**Yapılacak İş**: Verilerin başından "tender-notice [58,203,795,1313]" ifadesini içeren satıra kadar, o satır da dahil olmak üzere, bütün satırları birebir aynı şekilde kopyalar mısın?

# # # # #

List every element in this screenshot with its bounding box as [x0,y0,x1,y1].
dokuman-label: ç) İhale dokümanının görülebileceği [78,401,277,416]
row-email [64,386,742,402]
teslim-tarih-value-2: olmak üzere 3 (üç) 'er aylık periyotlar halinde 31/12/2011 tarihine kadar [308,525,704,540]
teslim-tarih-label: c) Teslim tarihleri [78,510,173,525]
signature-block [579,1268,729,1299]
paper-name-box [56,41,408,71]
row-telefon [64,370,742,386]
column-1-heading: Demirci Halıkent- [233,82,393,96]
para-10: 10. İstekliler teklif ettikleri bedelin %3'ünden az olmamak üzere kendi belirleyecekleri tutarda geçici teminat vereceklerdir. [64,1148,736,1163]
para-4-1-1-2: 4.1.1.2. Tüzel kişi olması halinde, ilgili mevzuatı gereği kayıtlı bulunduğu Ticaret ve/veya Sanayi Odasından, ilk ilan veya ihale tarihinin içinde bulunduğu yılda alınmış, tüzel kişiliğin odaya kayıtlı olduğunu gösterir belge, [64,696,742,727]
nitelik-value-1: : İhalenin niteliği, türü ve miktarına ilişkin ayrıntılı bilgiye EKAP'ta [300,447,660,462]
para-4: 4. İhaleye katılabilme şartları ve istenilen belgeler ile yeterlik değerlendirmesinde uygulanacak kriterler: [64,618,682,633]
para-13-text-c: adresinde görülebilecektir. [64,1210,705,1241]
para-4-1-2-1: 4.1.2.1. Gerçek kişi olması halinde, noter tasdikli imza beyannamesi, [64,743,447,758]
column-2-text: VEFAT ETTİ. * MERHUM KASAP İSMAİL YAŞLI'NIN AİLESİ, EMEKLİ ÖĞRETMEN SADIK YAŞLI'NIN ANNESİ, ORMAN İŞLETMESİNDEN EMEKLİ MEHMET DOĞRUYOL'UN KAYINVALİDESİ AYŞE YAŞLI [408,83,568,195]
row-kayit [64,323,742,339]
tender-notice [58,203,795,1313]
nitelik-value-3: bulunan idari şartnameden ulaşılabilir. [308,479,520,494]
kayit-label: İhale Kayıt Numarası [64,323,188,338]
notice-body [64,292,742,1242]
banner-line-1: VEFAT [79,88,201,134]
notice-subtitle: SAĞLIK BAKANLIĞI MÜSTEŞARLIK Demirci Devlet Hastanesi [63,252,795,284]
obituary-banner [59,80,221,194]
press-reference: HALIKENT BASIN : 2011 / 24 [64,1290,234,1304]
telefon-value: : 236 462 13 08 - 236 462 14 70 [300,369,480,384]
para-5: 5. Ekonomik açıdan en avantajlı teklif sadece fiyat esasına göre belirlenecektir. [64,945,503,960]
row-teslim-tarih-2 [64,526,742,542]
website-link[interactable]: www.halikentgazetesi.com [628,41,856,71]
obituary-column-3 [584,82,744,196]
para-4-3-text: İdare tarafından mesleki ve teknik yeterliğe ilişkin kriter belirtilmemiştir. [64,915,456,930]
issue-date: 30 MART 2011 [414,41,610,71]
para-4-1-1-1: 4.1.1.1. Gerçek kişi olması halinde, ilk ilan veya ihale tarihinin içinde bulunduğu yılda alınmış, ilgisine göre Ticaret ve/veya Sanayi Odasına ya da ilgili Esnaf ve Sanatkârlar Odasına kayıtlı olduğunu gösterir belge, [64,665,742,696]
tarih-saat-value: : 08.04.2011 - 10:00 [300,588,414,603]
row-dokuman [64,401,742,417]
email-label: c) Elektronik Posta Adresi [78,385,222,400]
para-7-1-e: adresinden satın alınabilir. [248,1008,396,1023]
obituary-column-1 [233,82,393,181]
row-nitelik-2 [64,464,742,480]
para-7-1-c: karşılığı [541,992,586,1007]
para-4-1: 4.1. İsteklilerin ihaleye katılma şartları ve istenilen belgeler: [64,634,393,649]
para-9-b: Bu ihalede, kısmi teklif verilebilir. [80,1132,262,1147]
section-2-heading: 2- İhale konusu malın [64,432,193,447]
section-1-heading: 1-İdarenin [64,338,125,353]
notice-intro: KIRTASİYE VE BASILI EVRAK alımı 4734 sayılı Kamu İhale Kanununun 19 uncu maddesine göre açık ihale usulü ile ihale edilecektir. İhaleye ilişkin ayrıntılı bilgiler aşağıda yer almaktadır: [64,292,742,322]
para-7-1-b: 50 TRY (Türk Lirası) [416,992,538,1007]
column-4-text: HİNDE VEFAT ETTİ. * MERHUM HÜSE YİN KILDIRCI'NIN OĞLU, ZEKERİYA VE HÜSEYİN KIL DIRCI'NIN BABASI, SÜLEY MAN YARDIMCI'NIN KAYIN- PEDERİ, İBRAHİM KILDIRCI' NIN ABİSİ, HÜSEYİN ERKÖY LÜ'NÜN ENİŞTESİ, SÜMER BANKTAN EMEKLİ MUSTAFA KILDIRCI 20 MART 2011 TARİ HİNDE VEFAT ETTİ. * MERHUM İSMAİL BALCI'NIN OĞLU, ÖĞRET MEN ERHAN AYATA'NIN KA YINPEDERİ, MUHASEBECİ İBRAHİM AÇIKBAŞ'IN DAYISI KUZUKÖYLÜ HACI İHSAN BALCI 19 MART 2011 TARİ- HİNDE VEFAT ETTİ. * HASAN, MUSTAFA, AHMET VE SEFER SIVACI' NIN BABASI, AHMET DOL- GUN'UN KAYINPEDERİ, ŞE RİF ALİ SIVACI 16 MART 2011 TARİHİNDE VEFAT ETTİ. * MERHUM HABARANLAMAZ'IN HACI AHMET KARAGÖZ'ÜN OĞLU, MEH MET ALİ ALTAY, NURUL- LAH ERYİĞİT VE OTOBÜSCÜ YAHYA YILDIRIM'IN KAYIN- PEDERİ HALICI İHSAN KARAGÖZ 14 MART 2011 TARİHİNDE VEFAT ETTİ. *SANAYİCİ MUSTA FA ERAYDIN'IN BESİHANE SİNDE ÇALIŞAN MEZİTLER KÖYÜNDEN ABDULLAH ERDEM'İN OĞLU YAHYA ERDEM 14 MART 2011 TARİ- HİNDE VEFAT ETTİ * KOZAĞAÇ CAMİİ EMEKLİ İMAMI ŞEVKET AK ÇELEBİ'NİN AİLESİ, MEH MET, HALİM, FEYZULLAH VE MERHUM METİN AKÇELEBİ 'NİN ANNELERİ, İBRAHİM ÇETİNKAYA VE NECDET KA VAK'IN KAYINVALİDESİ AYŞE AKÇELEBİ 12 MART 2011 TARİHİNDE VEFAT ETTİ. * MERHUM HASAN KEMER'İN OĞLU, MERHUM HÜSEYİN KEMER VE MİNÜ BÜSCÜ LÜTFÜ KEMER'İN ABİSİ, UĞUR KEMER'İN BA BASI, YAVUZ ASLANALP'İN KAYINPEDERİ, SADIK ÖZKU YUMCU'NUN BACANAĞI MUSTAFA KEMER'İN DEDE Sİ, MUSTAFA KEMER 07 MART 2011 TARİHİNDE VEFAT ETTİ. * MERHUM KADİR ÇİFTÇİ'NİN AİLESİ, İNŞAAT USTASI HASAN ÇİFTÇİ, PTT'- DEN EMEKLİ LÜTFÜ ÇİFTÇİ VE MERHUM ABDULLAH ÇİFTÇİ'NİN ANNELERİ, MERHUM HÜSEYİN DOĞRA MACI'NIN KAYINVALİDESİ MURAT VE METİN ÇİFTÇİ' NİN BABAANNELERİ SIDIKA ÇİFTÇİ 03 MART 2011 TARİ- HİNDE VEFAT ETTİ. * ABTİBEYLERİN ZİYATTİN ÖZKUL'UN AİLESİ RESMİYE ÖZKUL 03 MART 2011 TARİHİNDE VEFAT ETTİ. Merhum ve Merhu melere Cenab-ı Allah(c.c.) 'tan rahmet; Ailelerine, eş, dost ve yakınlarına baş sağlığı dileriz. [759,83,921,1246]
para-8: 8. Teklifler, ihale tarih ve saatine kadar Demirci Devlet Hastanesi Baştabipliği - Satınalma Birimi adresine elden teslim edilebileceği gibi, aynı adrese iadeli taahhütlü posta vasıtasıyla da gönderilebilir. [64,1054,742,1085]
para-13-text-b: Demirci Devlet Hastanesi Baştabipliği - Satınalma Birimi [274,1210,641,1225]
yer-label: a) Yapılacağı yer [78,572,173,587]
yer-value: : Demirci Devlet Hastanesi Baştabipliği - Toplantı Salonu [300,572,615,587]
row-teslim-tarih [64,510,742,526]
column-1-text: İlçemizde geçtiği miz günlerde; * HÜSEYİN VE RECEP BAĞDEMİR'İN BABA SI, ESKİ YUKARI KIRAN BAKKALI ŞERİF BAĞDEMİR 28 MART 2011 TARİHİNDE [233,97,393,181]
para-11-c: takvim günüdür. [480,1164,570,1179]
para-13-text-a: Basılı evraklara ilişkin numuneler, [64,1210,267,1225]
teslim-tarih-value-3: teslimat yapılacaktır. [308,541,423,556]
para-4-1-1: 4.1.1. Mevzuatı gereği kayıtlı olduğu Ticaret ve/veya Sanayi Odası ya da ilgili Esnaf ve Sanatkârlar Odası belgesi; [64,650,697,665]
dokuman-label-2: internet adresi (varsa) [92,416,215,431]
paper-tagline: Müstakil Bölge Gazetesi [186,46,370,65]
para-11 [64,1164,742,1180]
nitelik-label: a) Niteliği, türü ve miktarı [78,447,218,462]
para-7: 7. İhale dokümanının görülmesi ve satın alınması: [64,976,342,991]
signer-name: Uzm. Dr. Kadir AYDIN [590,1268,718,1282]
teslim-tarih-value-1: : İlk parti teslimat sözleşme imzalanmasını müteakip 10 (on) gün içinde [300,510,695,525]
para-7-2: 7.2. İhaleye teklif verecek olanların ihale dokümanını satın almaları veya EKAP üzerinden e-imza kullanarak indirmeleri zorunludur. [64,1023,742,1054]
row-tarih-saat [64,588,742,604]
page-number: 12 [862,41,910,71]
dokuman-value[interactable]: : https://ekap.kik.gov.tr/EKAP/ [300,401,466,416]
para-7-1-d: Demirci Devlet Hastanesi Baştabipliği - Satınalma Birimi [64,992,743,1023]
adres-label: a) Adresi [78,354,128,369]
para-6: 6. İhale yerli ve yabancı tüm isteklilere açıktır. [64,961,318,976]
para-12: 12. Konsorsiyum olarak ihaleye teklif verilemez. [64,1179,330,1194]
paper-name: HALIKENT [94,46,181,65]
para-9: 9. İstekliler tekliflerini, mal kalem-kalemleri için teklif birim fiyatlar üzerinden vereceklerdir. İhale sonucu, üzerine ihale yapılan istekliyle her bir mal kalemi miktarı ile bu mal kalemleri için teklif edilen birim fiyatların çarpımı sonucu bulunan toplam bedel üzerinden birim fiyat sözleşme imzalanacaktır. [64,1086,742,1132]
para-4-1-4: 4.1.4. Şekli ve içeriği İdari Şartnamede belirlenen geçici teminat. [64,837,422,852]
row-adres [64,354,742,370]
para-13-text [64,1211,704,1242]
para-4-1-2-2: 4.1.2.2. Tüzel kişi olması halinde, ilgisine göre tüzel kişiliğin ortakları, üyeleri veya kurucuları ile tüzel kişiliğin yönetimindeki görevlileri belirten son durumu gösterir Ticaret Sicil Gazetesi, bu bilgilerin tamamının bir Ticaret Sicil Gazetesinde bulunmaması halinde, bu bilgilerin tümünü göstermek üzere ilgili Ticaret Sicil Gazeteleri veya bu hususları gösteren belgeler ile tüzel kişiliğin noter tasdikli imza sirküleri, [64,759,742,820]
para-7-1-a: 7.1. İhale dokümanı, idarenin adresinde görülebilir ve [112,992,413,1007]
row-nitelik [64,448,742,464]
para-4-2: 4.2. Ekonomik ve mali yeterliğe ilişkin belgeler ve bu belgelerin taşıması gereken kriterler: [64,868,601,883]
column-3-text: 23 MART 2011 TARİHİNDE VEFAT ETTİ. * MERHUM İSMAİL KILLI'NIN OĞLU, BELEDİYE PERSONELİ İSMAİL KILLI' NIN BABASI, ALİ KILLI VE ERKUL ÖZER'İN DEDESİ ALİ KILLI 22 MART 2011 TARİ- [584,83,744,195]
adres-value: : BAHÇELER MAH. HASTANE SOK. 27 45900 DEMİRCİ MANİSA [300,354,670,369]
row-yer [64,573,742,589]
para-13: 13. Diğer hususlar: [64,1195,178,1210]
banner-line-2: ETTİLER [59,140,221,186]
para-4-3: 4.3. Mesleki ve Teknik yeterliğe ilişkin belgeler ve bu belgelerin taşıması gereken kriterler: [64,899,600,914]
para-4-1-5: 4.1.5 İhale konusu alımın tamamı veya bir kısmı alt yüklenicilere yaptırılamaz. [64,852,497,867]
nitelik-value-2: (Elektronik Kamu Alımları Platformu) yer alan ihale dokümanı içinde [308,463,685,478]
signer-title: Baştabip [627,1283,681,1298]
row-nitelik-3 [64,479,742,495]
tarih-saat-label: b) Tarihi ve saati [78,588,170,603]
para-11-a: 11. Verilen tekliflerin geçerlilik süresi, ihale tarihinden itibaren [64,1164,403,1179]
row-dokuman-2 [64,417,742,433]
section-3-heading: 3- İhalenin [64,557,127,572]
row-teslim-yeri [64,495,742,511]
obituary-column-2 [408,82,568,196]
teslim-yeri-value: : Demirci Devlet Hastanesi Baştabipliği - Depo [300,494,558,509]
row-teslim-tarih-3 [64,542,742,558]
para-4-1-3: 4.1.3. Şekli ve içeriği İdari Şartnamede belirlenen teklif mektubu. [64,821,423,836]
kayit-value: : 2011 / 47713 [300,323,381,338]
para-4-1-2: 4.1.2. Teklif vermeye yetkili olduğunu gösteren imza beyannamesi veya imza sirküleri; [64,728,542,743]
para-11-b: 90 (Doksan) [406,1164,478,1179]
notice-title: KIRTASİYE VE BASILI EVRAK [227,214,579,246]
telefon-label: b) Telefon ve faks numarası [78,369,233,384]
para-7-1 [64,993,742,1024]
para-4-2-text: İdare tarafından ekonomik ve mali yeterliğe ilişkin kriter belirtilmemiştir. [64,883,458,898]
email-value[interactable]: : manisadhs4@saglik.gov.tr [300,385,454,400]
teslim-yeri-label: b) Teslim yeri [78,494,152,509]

# # # # #

**Eksiksiz Yanıt**:
List every element in this screenshot with its bounding box as [x0,y0,x1,y1].
dokuman-label: ç) İhale dokümanının görülebileceği [78,401,277,416]
row-email [64,386,742,402]
teslim-tarih-value-2: olmak üzere 3 (üç) 'er aylık periyotlar halinde 31/12/2011 tarihine kadar [308,525,704,540]
teslim-tarih-label: c) Teslim tarihleri [78,510,173,525]
signature-block [579,1268,729,1299]
paper-name-box [56,41,408,71]
row-telefon [64,370,742,386]
column-1-heading: Demirci Halıkent- [233,82,393,96]
para-10: 10. İstekliler teklif ettikleri bedelin %3'ünden az olmamak üzere kendi belirleyecekleri tutarda geçici teminat vereceklerdir. [64,1148,736,1163]
para-4-1-1-2: 4.1.1.2. Tüzel kişi olması halinde, ilgili mevzuatı gereği kayıtlı bulunduğu Ticaret ve/veya Sanayi Odasından, ilk ilan veya ihale tarihinin içinde bulunduğu yılda alınmış, tüzel kişiliğin odaya kayıtlı olduğunu gösterir belge, [64,696,742,727]
nitelik-value-1: : İhalenin niteliği, türü ve miktarına ilişkin ayrıntılı bilgiye EKAP'ta [300,447,660,462]
para-4: 4. İhaleye katılabilme şartları ve istenilen belgeler ile yeterlik değerlendirmesinde uygulanacak kriterler: [64,618,682,633]
para-13-text-c: adresinde görülebilecektir. [64,1210,705,1241]
para-4-1-2-1: 4.1.2.1. Gerçek kişi olması halinde, noter tasdikli imza beyannamesi, [64,743,447,758]
column-2-text: VEFAT ETTİ. * MERHUM KASAP İSMAİL YAŞLI'NIN AİLESİ, EMEKLİ ÖĞRETMEN SADIK YAŞLI'NIN ANNESİ, ORMAN İŞLETMESİNDEN EMEKLİ MEHMET DOĞRUYOL'UN KAYINVALİDESİ AYŞE YAŞLI [408,83,568,195]
row-kayit [64,323,742,339]
tender-notice [58,203,795,1313]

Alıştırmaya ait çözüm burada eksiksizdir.